# LISTED RECORDS

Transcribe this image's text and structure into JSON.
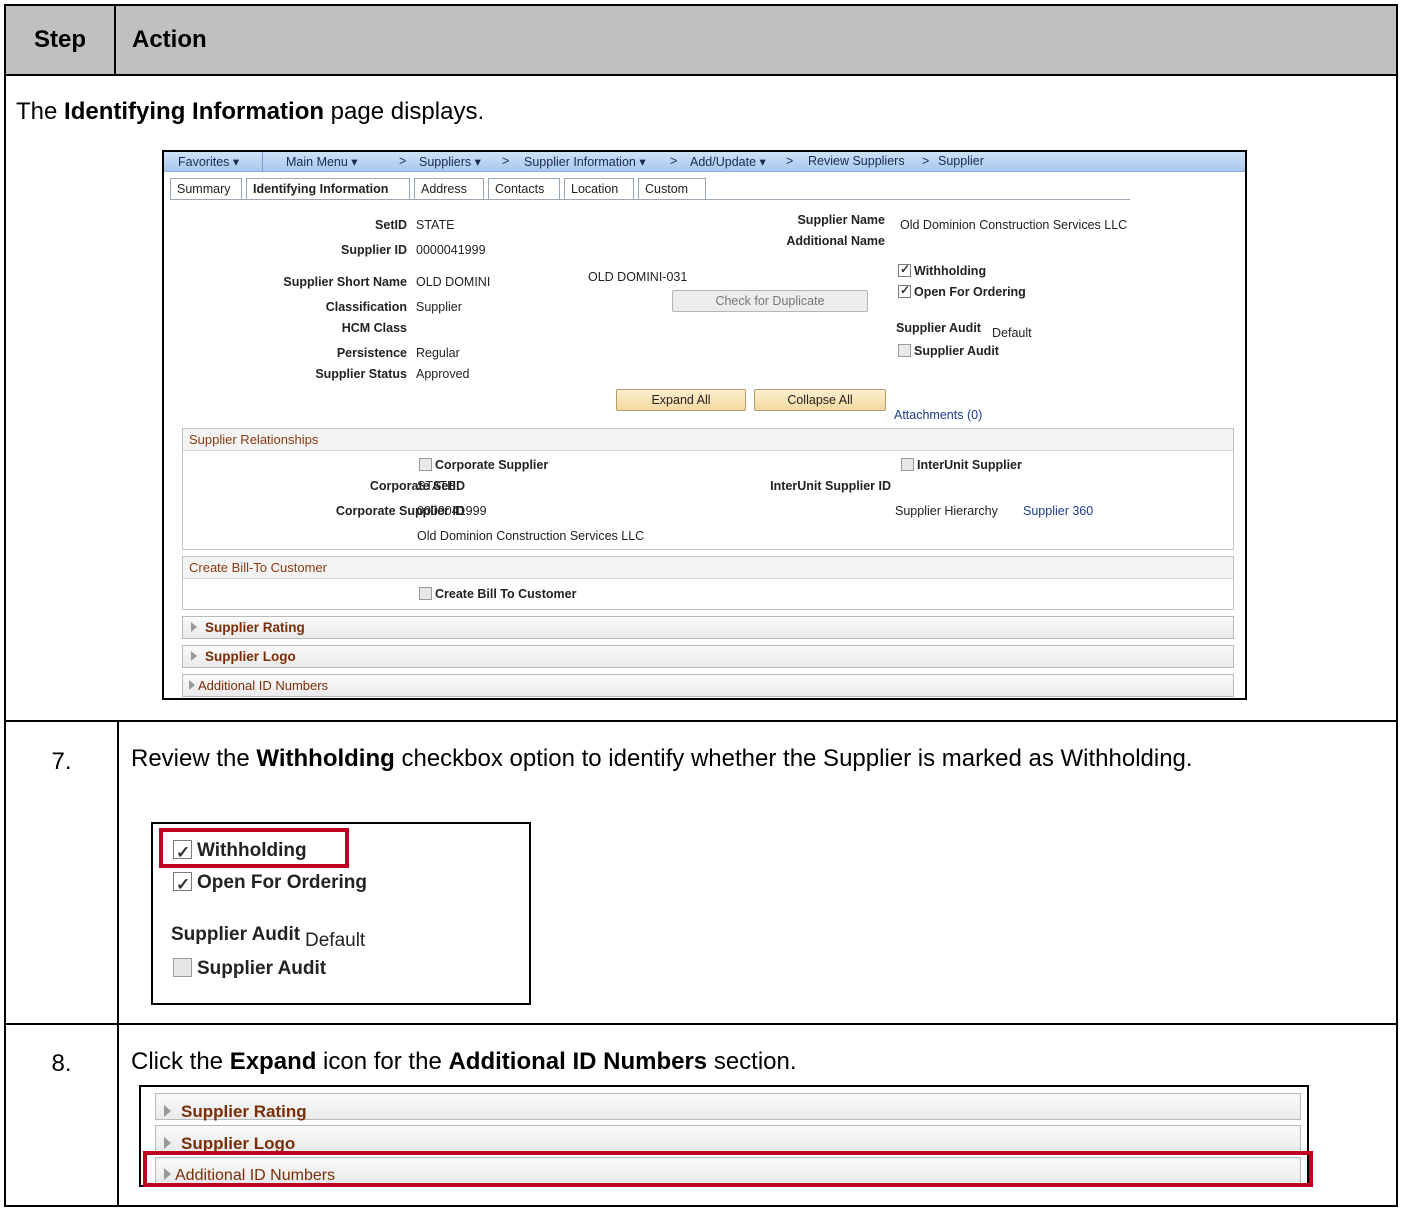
{
  "header": {
    "step": "Step",
    "action": "Action"
  },
  "intro": {
    "prefix": "The ",
    "bold": "Identifying Information",
    "suffix": " page displays."
  },
  "ps": {
    "nav": {
      "favorites": "Favorites ▾",
      "main_menu": "Main Menu ▾",
      "suppliers": "Suppliers ▾",
      "supplier_information": "Supplier Information ▾",
      "add_update": "Add/Update ▾",
      "review_suppliers": "Review Suppliers",
      "supplier": "Supplier",
      "sep": ">"
    },
    "tabs": [
      "Summary",
      "Identifying Information",
      "Address",
      "Contacts",
      "Location",
      "Custom"
    ],
    "fields": {
      "setid_label": "SetID",
      "setid": "STATE",
      "supplier_id_label": "Supplier ID",
      "supplier_id": "0000041999",
      "short_name_label": "Supplier Short Name",
      "short_name": "OLD DOMINI",
      "short_name_seq": "OLD DOMINI-031",
      "classification_label": "Classification",
      "classification": "Supplier",
      "hcm_class_label": "HCM Class",
      "persistence_label": "Persistence",
      "persistence": "Regular",
      "status_label": "Supplier Status",
      "status": "Approved",
      "supplier_name_label": "Supplier Name",
      "supplier_name": "Old Dominion Construction Services LLC",
      "additional_name_label": "Additional Name",
      "withholding": "Withholding",
      "open_for_ordering": "Open For Ordering",
      "supplier_audit_label": "Supplier Audit",
      "supplier_audit_value": "Default",
      "supplier_audit_cb": "Supplier Audit"
    },
    "buttons": {
      "check_duplicate": "Check for Duplicate",
      "expand_all": "Expand All",
      "collapse_all": "Collapse All",
      "attachments": "Attachments (0)"
    },
    "relationships": {
      "title": "Supplier Relationships",
      "corporate_supplier": "Corporate Supplier",
      "interunit_supplier": "InterUnit Supplier",
      "corporate_setid_label": "Corporate SetID",
      "corporate_setid": "STATE",
      "interunit_id_label": "InterUnit Supplier ID",
      "corporate_supplier_id_label": "Corporate Supplier ID",
      "corporate_supplier_id": "0000041999",
      "hierarchy_label": "Supplier Hierarchy",
      "supplier_360": "Supplier 360",
      "corporate_name": "Old Dominion Construction Services LLC"
    },
    "bill_to": {
      "title": "Create Bill-To Customer",
      "checkbox": "Create Bill To Customer"
    },
    "sections": {
      "rating": "Supplier Rating",
      "logo": "Supplier Logo",
      "additional_ids": "Additional ID Numbers"
    }
  },
  "step7": {
    "number": "7.",
    "t1": "Review the ",
    "b1": "Withholding",
    "t2": " checkbox option to identify whether the Supplier is marked as Withholding.",
    "zoom": {
      "withholding": "Withholding",
      "open_for_ordering": "Open For Ordering",
      "audit_label": "Supplier Audit",
      "audit_value": "Default",
      "audit_cb": "Supplier Audit"
    }
  },
  "step8": {
    "number": "8.",
    "t1": "Click the ",
    "b1": "Expand",
    "t2": " icon for the ",
    "b2": "Additional ID Numbers",
    "t3": " section.",
    "zoom": {
      "rating": "Supplier Rating",
      "logo": "Supplier Logo",
      "additional_ids": "Additional ID Numbers"
    }
  },
  "colors": {
    "header_bg": "#c0c0c0",
    "highlight": "#c00020",
    "section_text": "#7a2e08",
    "nav_bg": "#b8d2f0"
  }
}
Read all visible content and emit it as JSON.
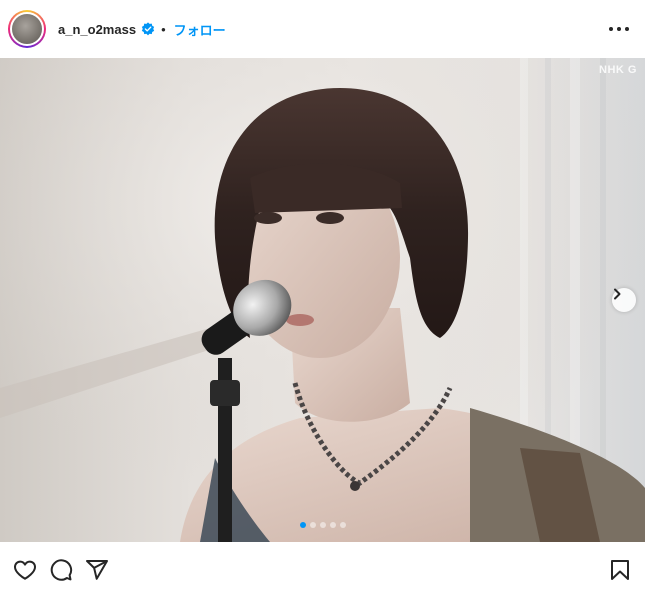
{
  "header": {
    "username": "a_n_o2mass",
    "separator": "•",
    "follow_label": "フォロー",
    "verified": true
  },
  "media": {
    "watermark": "NHK G",
    "carousel_total": 5,
    "carousel_active": 1
  },
  "actions": {
    "icons": [
      "heart-icon",
      "comment-icon",
      "share-icon",
      "bookmark-icon"
    ]
  },
  "colors": {
    "accent": "#0095f6",
    "text": "#262626"
  }
}
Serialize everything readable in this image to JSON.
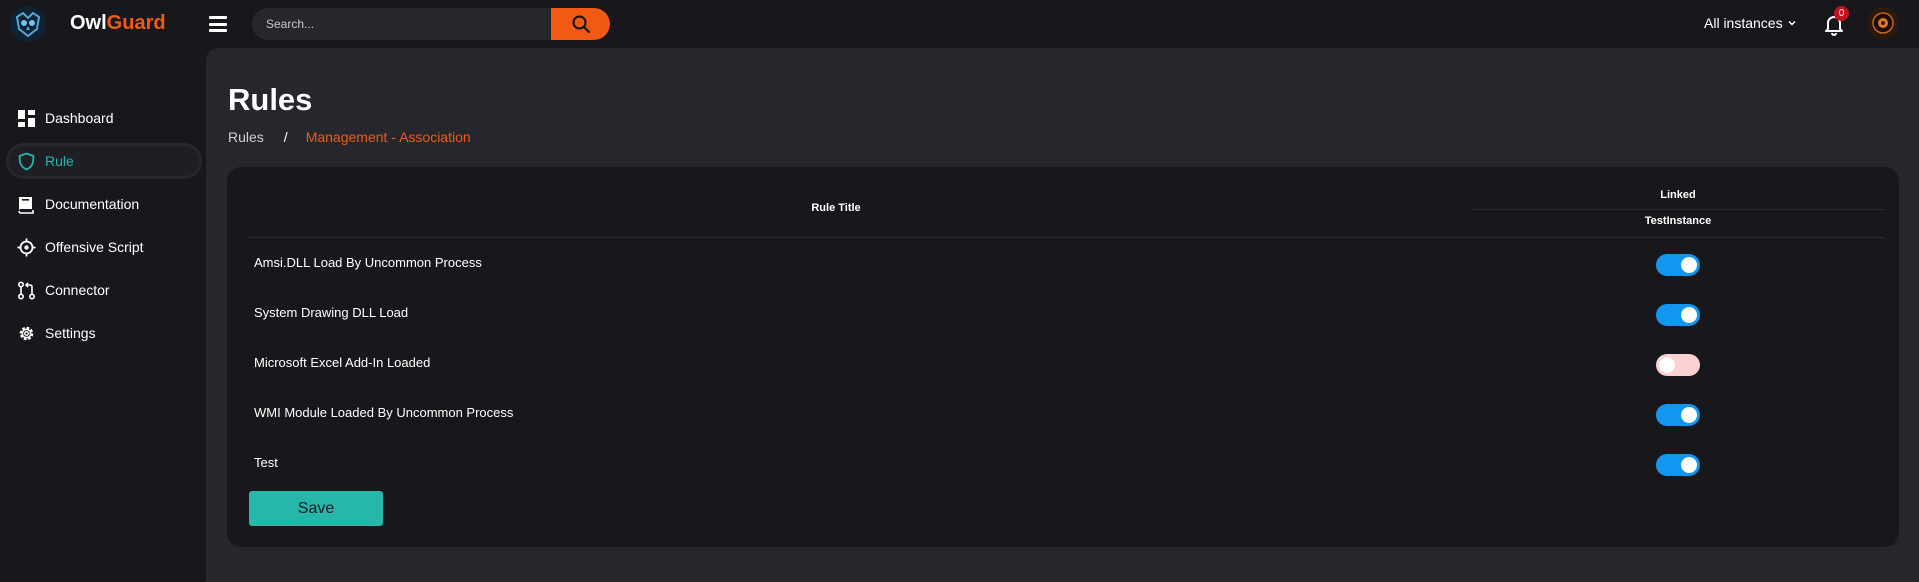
{
  "app": {
    "brand_part1": "Owl",
    "brand_part2": "Guard",
    "accent_color": "#f05a12",
    "active_color": "#27b6aa"
  },
  "topbar": {
    "search_placeholder": "Search...",
    "instances_label": "All instances",
    "notification_count": "0"
  },
  "sidebar": {
    "items": [
      {
        "label": "Dashboard",
        "icon": "dashboard-icon",
        "active": false
      },
      {
        "label": "Rule",
        "icon": "shield-icon",
        "active": true
      },
      {
        "label": "Documentation",
        "icon": "book-icon",
        "active": false
      },
      {
        "label": "Offensive Script",
        "icon": "crosshair-icon",
        "active": false
      },
      {
        "label": "Connector",
        "icon": "git-pull-request-icon",
        "active": false
      },
      {
        "label": "Settings",
        "icon": "gear-icon",
        "active": false
      }
    ]
  },
  "page": {
    "title": "Rules",
    "breadcrumb": {
      "root": "Rules",
      "separator": "/",
      "current": "Management - Association"
    }
  },
  "table": {
    "col_title": "Rule Title",
    "col_linked": "Linked",
    "col_instance": "TestInstance",
    "rows": [
      {
        "title": "Amsi.DLL Load By Uncommon Process",
        "linked": true
      },
      {
        "title": "System Drawing DLL Load",
        "linked": true
      },
      {
        "title": "Microsoft Excel Add-In Loaded",
        "linked": false
      },
      {
        "title": "WMI Module Loaded By Uncommon Process",
        "linked": true
      },
      {
        "title": "Test",
        "linked": true
      }
    ]
  },
  "actions": {
    "save_label": "Save"
  }
}
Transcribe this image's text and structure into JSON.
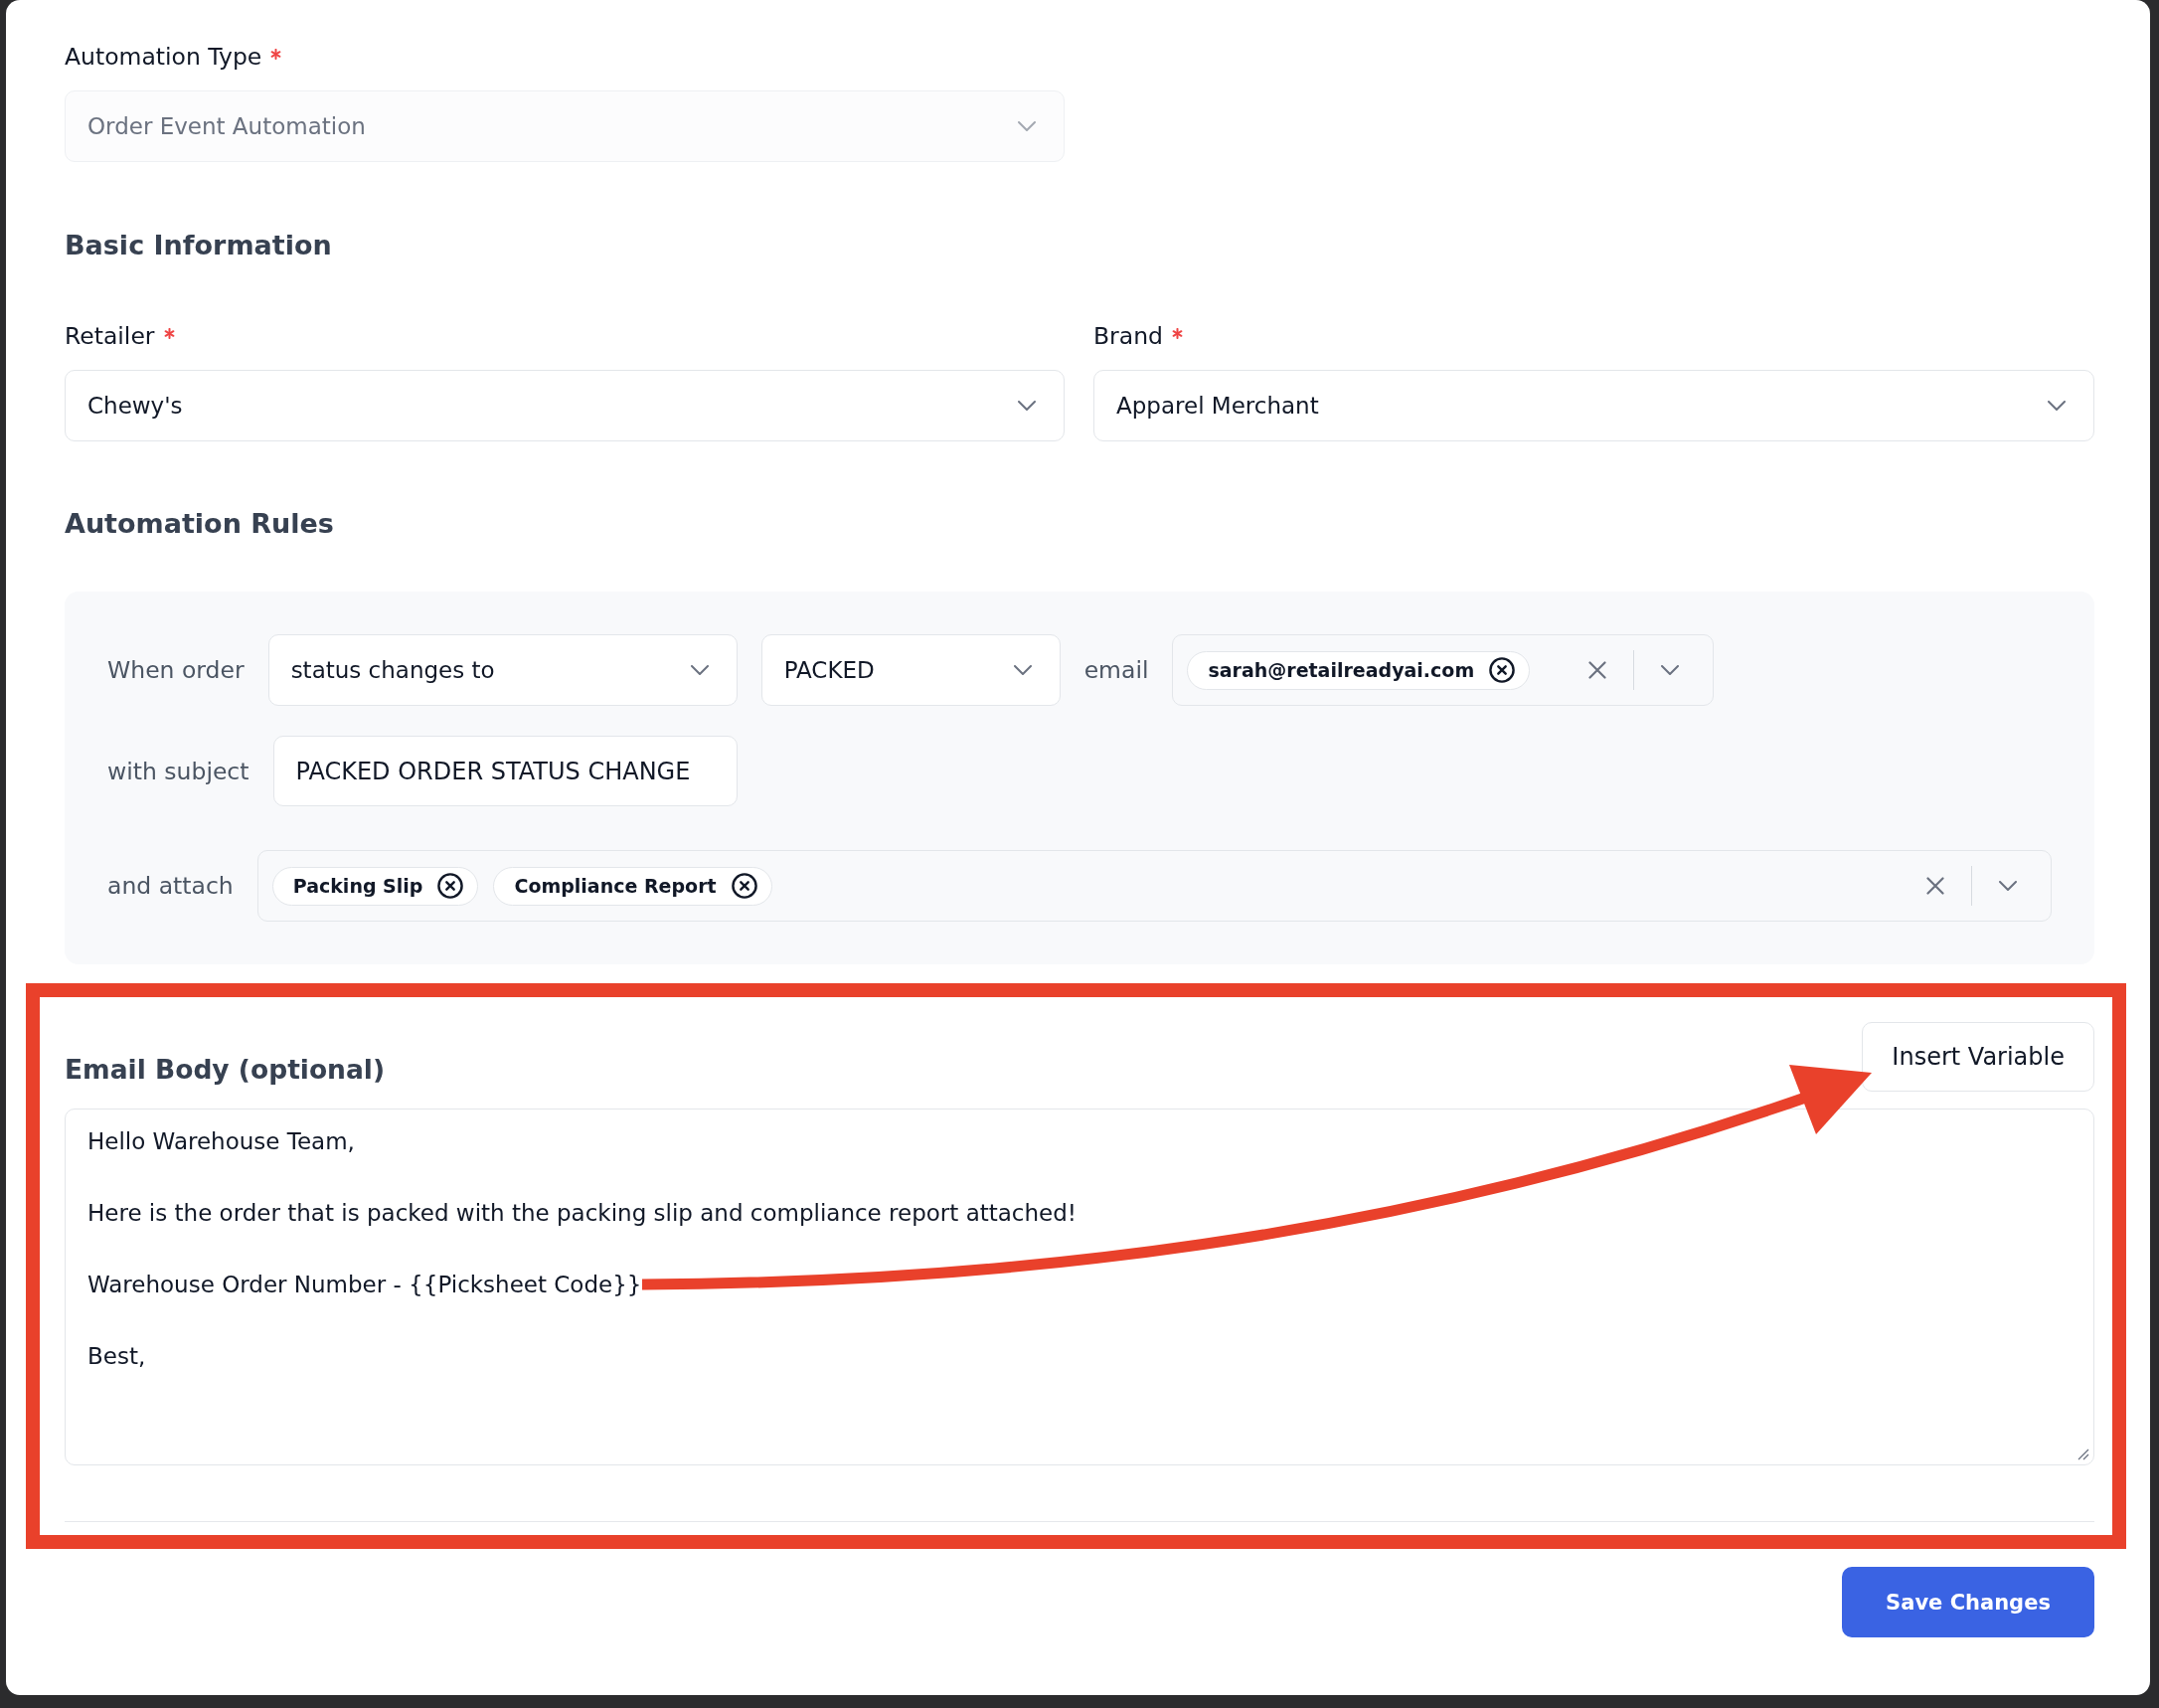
{
  "automation_type": {
    "label": "Automation Type",
    "required": true,
    "value": "Order Event Automation",
    "disabled": true
  },
  "basic_information": {
    "title": "Basic Information",
    "fields": [
      {
        "label": "Retailer",
        "required": true,
        "value": "Chewy's"
      },
      {
        "label": "Brand",
        "required": true,
        "value": "Apparel Merchant"
      }
    ]
  },
  "automation_rules": {
    "title": "Automation Rules",
    "rows": [
      {
        "items": [
          {
            "kind": "label",
            "text": "When order"
          },
          {
            "kind": "select",
            "value": "status changes to"
          },
          {
            "kind": "select",
            "value": "PACKED"
          },
          {
            "kind": "label",
            "text": "email"
          },
          {
            "kind": "multiselect",
            "chips": [
              "sarah@retailreadyai.com"
            ]
          }
        ]
      },
      {
        "items": [
          {
            "kind": "label",
            "text": "with subject"
          },
          {
            "kind": "input",
            "value": "PACKED ORDER STATUS CHANGE"
          }
        ]
      },
      {
        "items": [
          {
            "kind": "label",
            "text": "and attach"
          },
          {
            "kind": "multiselect",
            "chips": [
              "Packing Slip",
              "Compliance Report"
            ]
          }
        ]
      }
    ]
  },
  "email_body": {
    "title": "Email Body (optional)",
    "insert_button": "Insert Variable",
    "lines": [
      "Hello Warehouse Team,",
      "Here is the order that is packed with the packing slip and compliance report attached!",
      "Warehouse Order Number - {{Picksheet Code}}",
      "Best,"
    ]
  },
  "save_button": "Save Changes",
  "annotations": {
    "highlight_frame": true,
    "arrow": true
  }
}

# AIM OF THE TASK
Identify the lines above that contain the word "Construction", then copy them.

# TASK ANSWER
      "supplier_name": "Old Dominion Construction Services LLC",
      "corporate_name": "Old Dominion Construction Services LLC"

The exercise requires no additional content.